↓

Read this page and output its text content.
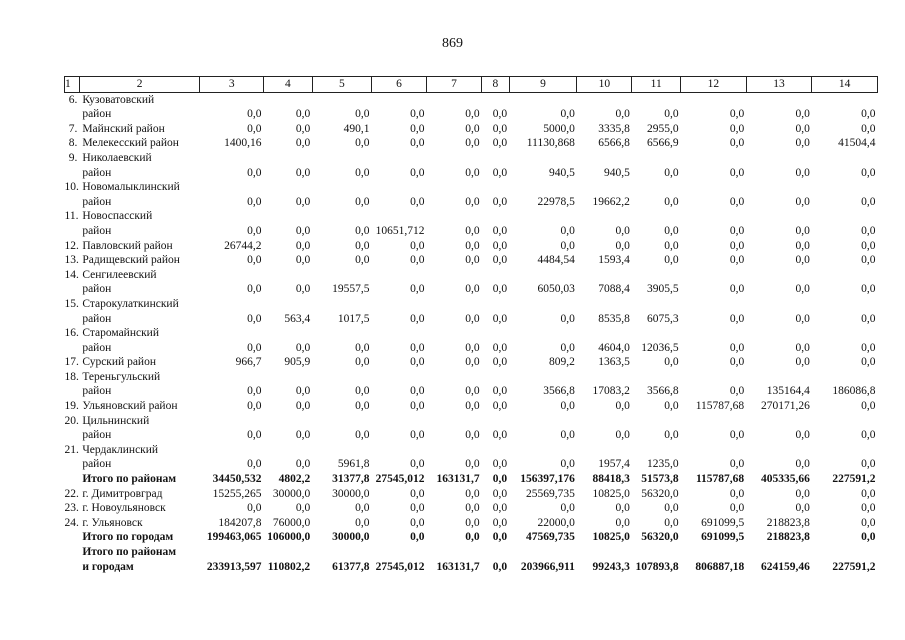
869
1	2	3	4	5	6	7	8	9	10	11	12	13	14
6.	Кузоватовский												
	район	0,0	0,0	0,0	0,0	0,0	0,0	0,0	0,0	0,0	0,0	0,0	0,0
7.	Майнский район	0,0	0,0	490,1	0,0	0,0	0,0	5000,0	3335,8	2955,0	0,0	0,0	0,0
8.	Мелекесский район	1400,16	0,0	0,0	0,0	0,0	0,0	11130,868	6566,8	6566,9	0,0	0,0	41504,4
9.	Николаевский												
	район	0,0	0,0	0,0	0,0	0,0	0,0	940,5	940,5	0,0	0,0	0,0	0,0
10.	Новомалыклинский												
	район	0,0	0,0	0,0	0,0	0,0	0,0	22978,5	19662,2	0,0	0,0	0,0	0,0
11.	Новоспасский												
	район	0,0	0,0	0,0	10651,712	0,0	0,0	0,0	0,0	0,0	0,0	0,0	0,0
12.	Павловский район	26744,2	0,0	0,0	0,0	0,0	0,0	0,0	0,0	0,0	0,0	0,0	0,0
13.	Радищевский район	0,0	0,0	0,0	0,0	0,0	0,0	4484,54	1593,4	0,0	0,0	0,0	0,0
14.	Сенгилеевский												
	район	0,0	0,0	19557,5	0,0	0,0	0,0	6050,03	7088,4	3905,5	0,0	0,0	0,0
15.	Старокулаткинский												
	район	0,0	563,4	1017,5	0,0	0,0	0,0	0,0	8535,8	6075,3	0,0	0,0	0,0
16.	Старомайнский												
	район	0,0	0,0	0,0	0,0	0,0	0,0	0,0	4604,0	12036,5	0,0	0,0	0,0
17.	Сурский район	966,7	905,9	0,0	0,0	0,0	0,0	809,2	1363,5	0,0	0,0	0,0	0,0
18.	Тереньгульский												
	район	0,0	0,0	0,0	0,0	0,0	0,0	3566,8	17083,2	3566,8	0,0	135164,4	186086,8
19.	Ульяновский район	0,0	0,0	0,0	0,0	0,0	0,0	0,0	0,0	0,0	115787,68	270171,26	0,0
20.	Цильнинский												
	район	0,0	0,0	0,0	0,0	0,0	0,0	0,0	0,0	0,0	0,0	0,0	0,0
21.	Чердаклинский												
	район	0,0	0,0	5961,8	0,0	0,0	0,0	0,0	1957,4	1235,0	0,0	0,0	0,0
	Итого по районам	34450,532	4802,2	31377,8	27545,012	163131,7	0,0	156397,176	88418,3	51573,8	115787,68	405335,66	227591,2
22.	г. Димитровград	15255,265	30000,0	30000,0	0,0	0,0	0,0	25569,735	10825,0	56320,0	0,0	0,0	0,0
23.	г. Новоульяновск	0,0	0,0	0,0	0,0	0,0	0,0	0,0	0,0	0,0	0,0	0,0	0,0
24.	г. Ульяновск	184207,8	76000,0	0,0	0,0	0,0	0,0	22000,0	0,0	0,0	691099,5	218823,8	0,0
	Итого по городам	199463,065	106000,0	30000,0	0,0	0,0	0,0	47569,735	10825,0	56320,0	691099,5	218823,8	0,0
	Итого по районам												
	и городам	233913,597	110802,2	61377,8	27545,012	163131,7	0,0	203966,911	99243,3	107893,8	806887,18	624159,46	227591,2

↑

*What the task requires:*
Omit every picture while copying the listing above exactly.

*Finished task:*
Read this page and output its text content.
869
1	2	3	4	5	6	7	8	9	10	11	12	13	14
6.	Кузоватовский												
	район	0,0	0,0	0,0	0,0	0,0	0,0	0,0	0,0	0,0	0,0	0,0	0,0
7.	Майнский район	0,0	0,0	490,1	0,0	0,0	0,0	5000,0	3335,8	2955,0	0,0	0,0	0,0
8.	Мелекесский район	1400,16	0,0	0,0	0,0	0,0	0,0	11130,868	6566,8	6566,9	0,0	0,0	41504,4
9.	Николаевский												
	район	0,0	0,0	0,0	0,0	0,0	0,0	940,5	940,5	0,0	0,0	0,0	0,0
10.	Новомалыклинский												
	район	0,0	0,0	0,0	0,0	0,0	0,0	22978,5	19662,2	0,0	0,0	0,0	0,0
11.	Новоспасский												
	район	0,0	0,0	0,0	10651,712	0,0	0,0	0,0	0,0	0,0	0,0	0,0	0,0
12.	Павловский район	26744,2	0,0	0,0	0,0	0,0	0,0	0,0	0,0	0,0	0,0	0,0	0,0
13.	Радищевский район	0,0	0,0	0,0	0,0	0,0	0,0	4484,54	1593,4	0,0	0,0	0,0	0,0
14.	Сенгилеевский												
	район	0,0	0,0	19557,5	0,0	0,0	0,0	6050,03	7088,4	3905,5	0,0	0,0	0,0
15.	Старокулаткинский												
	район	0,0	563,4	1017,5	0,0	0,0	0,0	0,0	8535,8	6075,3	0,0	0,0	0,0
16.	Старомайнский												
	район	0,0	0,0	0,0	0,0	0,0	0,0	0,0	4604,0	12036,5	0,0	0,0	0,0
17.	Сурский район	966,7	905,9	0,0	0,0	0,0	0,0	809,2	1363,5	0,0	0,0	0,0	0,0
18.	Тереньгульский												
	район	0,0	0,0	0,0	0,0	0,0	0,0	3566,8	17083,2	3566,8	0,0	135164,4	186086,8
19.	Ульяновский район	0,0	0,0	0,0	0,0	0,0	0,0	0,0	0,0	0,0	115787,68	270171,26	0,0
20.	Цильнинский												
	район	0,0	0,0	0,0	0,0	0,0	0,0	0,0	0,0	0,0	0,0	0,0	0,0
21.	Чердаклинский												
	район	0,0	0,0	5961,8	0,0	0,0	0,0	0,0	1957,4	1235,0	0,0	0,0	0,0
	Итого по районам	34450,532	4802,2	31377,8	27545,012	163131,7	0,0	156397,176	88418,3	51573,8	115787,68	405335,66	227591,2
22.	г. Димитровград	15255,265	30000,0	30000,0	0,0	0,0	0,0	25569,735	10825,0	56320,0	0,0	0,0	0,0
23.	г. Новоульяновск	0,0	0,0	0,0	0,0	0,0	0,0	0,0	0,0	0,0	0,0	0,0	0,0
24.	г. Ульяновск	184207,8	76000,0	0,0	0,0	0,0	0,0	22000,0	0,0	0,0	691099,5	218823,8	0,0
	Итого по городам	199463,065	106000,0	30000,0	0,0	0,0	0,0	47569,735	10825,0	56320,0	691099,5	218823,8	0,0
	Итого по районам												
	и городам	233913,597	110802,2	61377,8	27545,012	163131,7	0,0	203966,911	99243,3	107893,8	806887,18	624159,46	227591,2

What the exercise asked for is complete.